WORK INSTRUCTIONS:
Exclude the pictures and retype the entries as written.

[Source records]
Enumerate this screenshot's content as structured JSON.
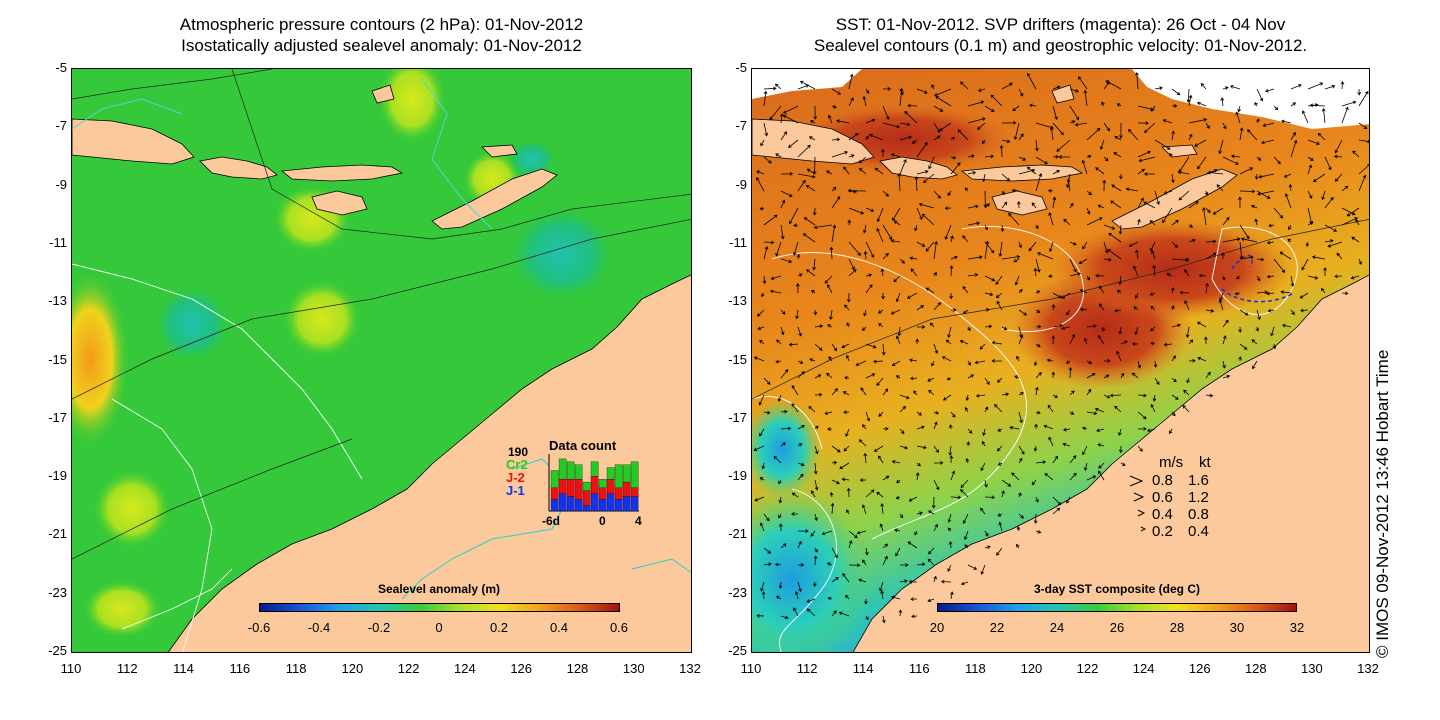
{
  "left_map": {
    "title_line1": "Atmospheric pressure contours (2 hPa): 01-Nov-2012",
    "title_line2": "Isostatically adjusted sealevel anomaly: 01-Nov-2012",
    "colorbar_title": "Sealevel anomaly (m)",
    "colorbar_labels": [
      "-0.6",
      "-0.4",
      "-0.2",
      "0",
      "0.2",
      "0.4",
      "0.6"
    ],
    "data_count": {
      "title": "Data count",
      "max_label": "190",
      "satellites": [
        {
          "name": "Cr2",
          "color": "#22cc22"
        },
        {
          "name": "J-2",
          "color": "#ee1111"
        },
        {
          "name": "J-1",
          "color": "#1133ee"
        }
      ],
      "x_labels": [
        "-6d",
        "0",
        "4"
      ],
      "bars": [
        {
          "day": -6,
          "j1": 40,
          "j2": 40,
          "cr2": 60
        },
        {
          "day": -5,
          "j1": 60,
          "j2": 50,
          "cr2": 70
        },
        {
          "day": -4,
          "j1": 50,
          "j2": 60,
          "cr2": 60
        },
        {
          "day": -3,
          "j1": 40,
          "j2": 70,
          "cr2": 50
        },
        {
          "day": -2,
          "j1": 20,
          "j2": 50,
          "cr2": 30
        },
        {
          "day": -1,
          "j1": 60,
          "j2": 60,
          "cr2": 50
        },
        {
          "day": 0,
          "j1": 40,
          "j2": 40,
          "cr2": 30
        },
        {
          "day": 1,
          "j1": 60,
          "j2": 50,
          "cr2": 40
        },
        {
          "day": 2,
          "j1": 40,
          "j2": 40,
          "cr2": 80
        },
        {
          "day": 3,
          "j1": 50,
          "j2": 50,
          "cr2": 60
        },
        {
          "day": 4,
          "j1": 50,
          "j2": 30,
          "cr2": 90
        }
      ]
    }
  },
  "right_map": {
    "title_line1": "SST: 01-Nov-2012. SVP drifters (magenta): 26 Oct - 04 Nov",
    "title_line2": "Sealevel contours (0.1 m) and geostrophic velocity: 01-Nov-2012.",
    "colorbar_title": "3-day SST composite (deg C)",
    "colorbar_labels": [
      "20",
      "22",
      "24",
      "26",
      "28",
      "30",
      "32"
    ],
    "velocity_legend": {
      "header_ms": "m/s",
      "header_kt": "kt",
      "rows": [
        {
          "ms": "0.8",
          "kt": "1.6"
        },
        {
          "ms": "0.6",
          "kt": "1.2"
        },
        {
          "ms": "0.4",
          "kt": "0.8"
        },
        {
          "ms": "0.2",
          "kt": "0.4"
        }
      ]
    }
  },
  "axes": {
    "lat_labels": [
      "-5",
      "-7",
      "-9",
      "-11",
      "-13",
      "-15",
      "-17",
      "-19",
      "-21",
      "-23",
      "-25"
    ],
    "lon_labels": [
      "110",
      "112",
      "114",
      "116",
      "118",
      "120",
      "122",
      "124",
      "126",
      "128",
      "130",
      "132"
    ],
    "lat_range": [
      -25,
      -5
    ],
    "lon_range": [
      110,
      132
    ]
  },
  "copyright": "© IMOS 09-Nov-2012 13:46 Hobart Time",
  "colors": {
    "land": "#fbc99b",
    "sla_base": "#33cc33",
    "sst_base": "#e87d20"
  }
}
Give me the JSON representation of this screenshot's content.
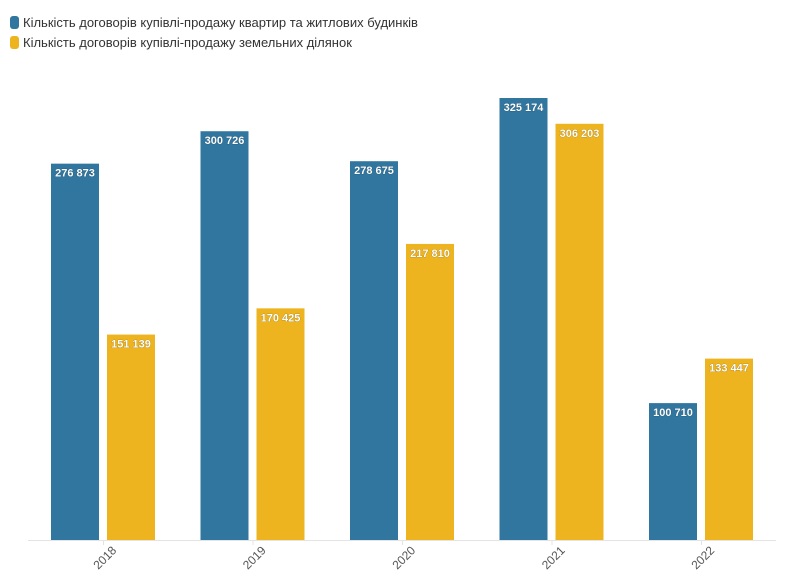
{
  "chart_data": {
    "type": "bar",
    "title": "",
    "xlabel": "",
    "ylabel": "",
    "categories": [
      "2018",
      "2019",
      "2020",
      "2021",
      "2022"
    ],
    "series": [
      {
        "name": "Кількість договорів купівлі-продажу квартир та житлових будинків",
        "color": "#31769f",
        "values": [
          276873,
          300726,
          278675,
          325174,
          100710
        ],
        "labels": [
          "276 873",
          "300 726",
          "278 675",
          "325 174",
          "100 710"
        ]
      },
      {
        "name": "Кількість договорів купівлі-продажу земельних ділянок",
        "color": "#eeb420",
        "values": [
          151139,
          170425,
          217810,
          306203,
          133447
        ],
        "labels": [
          "151 139",
          "170 425",
          "217 810",
          "306 203",
          "133 447"
        ]
      }
    ],
    "ylim": [
      0,
      325174
    ],
    "grid": false,
    "legend": "top-left"
  }
}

EXERCISE RESULT:
Enumerate this screenshot's content as structured JSON.
{
  "left_map": {
    "title_line1": "Atmospheric pressure contours (2 hPa): 01-Nov-2012",
    "title_line2": "Isostatically adjusted sealevel anomaly: 01-Nov-2012",
    "colorbar_title": "Sealevel anomaly (m)",
    "colorbar_labels": [
      "-0.6",
      "-0.4",
      "-0.2",
      "0",
      "0.2",
      "0.4",
      "0.6"
    ],
    "data_count": {
      "title": "Data count",
      "max_label": "190",
      "satellites": [
        {
          "name": "Cr2",
          "color": "#22cc22"
        },
        {
          "name": "J-2",
          "color": "#ee1111"
        },
        {
          "name": "J-1",
          "color": "#1133ee"
        }
      ],
      "x_labels": [
        "-6d",
        "0",
        "4"
      ],
      "bars": [
        {
          "day": -6,
          "j1": 40,
          "j2": 40,
          "cr2": 60
        },
        {
          "day": -5,
          "j1": 60,
          "j2": 50,
          "cr2": 70
        },
        {
          "day": -4,
          "j1": 50,
          "j2": 60,
          "cr2": 60
        },
        {
          "day": -3,
          "j1": 40,
          "j2": 70,
          "cr2": 50
        },
        {
          "day": -2,
          "j1": 20,
          "j2": 50,
          "cr2": 30
        },
        {
          "day": -1,
          "j1": 60,
          "j2": 60,
          "cr2": 50
        },
        {
          "day": 0,
          "j1": 40,
          "j2": 40,
          "cr2": 30
        },
        {
          "day": 1,
          "j1": 60,
          "j2": 50,
          "cr2": 40
        },
        {
          "day": 2,
          "j1": 40,
          "j2": 40,
          "cr2": 80
        },
        {
          "day": 3,
          "j1": 50,
          "j2": 50,
          "cr2": 60
        },
        {
          "day": 4,
          "j1": 50,
          "j2": 30,
          "cr2": 90
        }
      ]
    }
  },
  "right_map": {
    "title_line1": "SST: 01-Nov-2012. SVP drifters (magenta): 26 Oct - 04 Nov",
    "title_line2": "Sealevel contours (0.1 m) and geostrophic velocity: 01-Nov-2012.",
    "colorbar_title": "3-day SST composite (deg C)",
    "colorbar_labels": [
      "20",
      "22",
      "24",
      "26",
      "28",
      "30",
      "32"
    ],
    "velocity_legend": {
      "header_ms": "m/s",
      "header_kt": "kt",
      "rows": [
        {
          "ms": "0.8",
          "kt": "1.6"
        },
        {
          "ms": "0.6",
          "kt": "1.2"
        },
        {
          "ms": "0.4",
          "kt": "0.8"
        },
        {
          "ms": "0.2",
          "kt": "0.4"
        }
      ]
    }
  },
  "axes": {
    "lat_labels": [
      "-5",
      "-7",
      "-9",
      "-11",
      "-13",
      "-15",
      "-17",
      "-19",
      "-21",
      "-23",
      "-25"
    ],
    "lon_labels": [
      "110",
      "112",
      "114",
      "116",
      "118",
      "120",
      "122",
      "124",
      "126",
      "128",
      "130",
      "132"
    ],
    "lat_range": [
      -25,
      -5
    ],
    "lon_range": [
      110,
      132
    ]
  },
  "copyright": "© IMOS 09-Nov-2012 13:46 Hobart Time",
  "colors": {
    "land": "#fbc99b",
    "sla_base": "#33cc33",
    "sst_base": "#e87d20"
  }
}
Give me the JSON representation of this screenshot's content.
{
  "chart_data": {
    "type": "bar",
    "title": "",
    "xlabel": "",
    "ylabel": "",
    "categories": [
      "2018",
      "2019",
      "2020",
      "2021",
      "2022"
    ],
    "series": [
      {
        "name": "Кількість договорів купівлі-продажу квартир та житлових будинків",
        "color": "#31769f",
        "values": [
          276873,
          300726,
          278675,
          325174,
          100710
        ],
        "labels": [
          "276 873",
          "300 726",
          "278 675",
          "325 174",
          "100 710"
        ]
      },
      {
        "name": "Кількість договорів купівлі-продажу земельних ділянок",
        "color": "#eeb420",
        "values": [
          151139,
          170425,
          217810,
          306203,
          133447
        ],
        "labels": [
          "151 139",
          "170 425",
          "217 810",
          "306 203",
          "133 447"
        ]
      }
    ],
    "ylim": [
      0,
      325174
    ],
    "grid": false,
    "legend": "top-left"
  }
}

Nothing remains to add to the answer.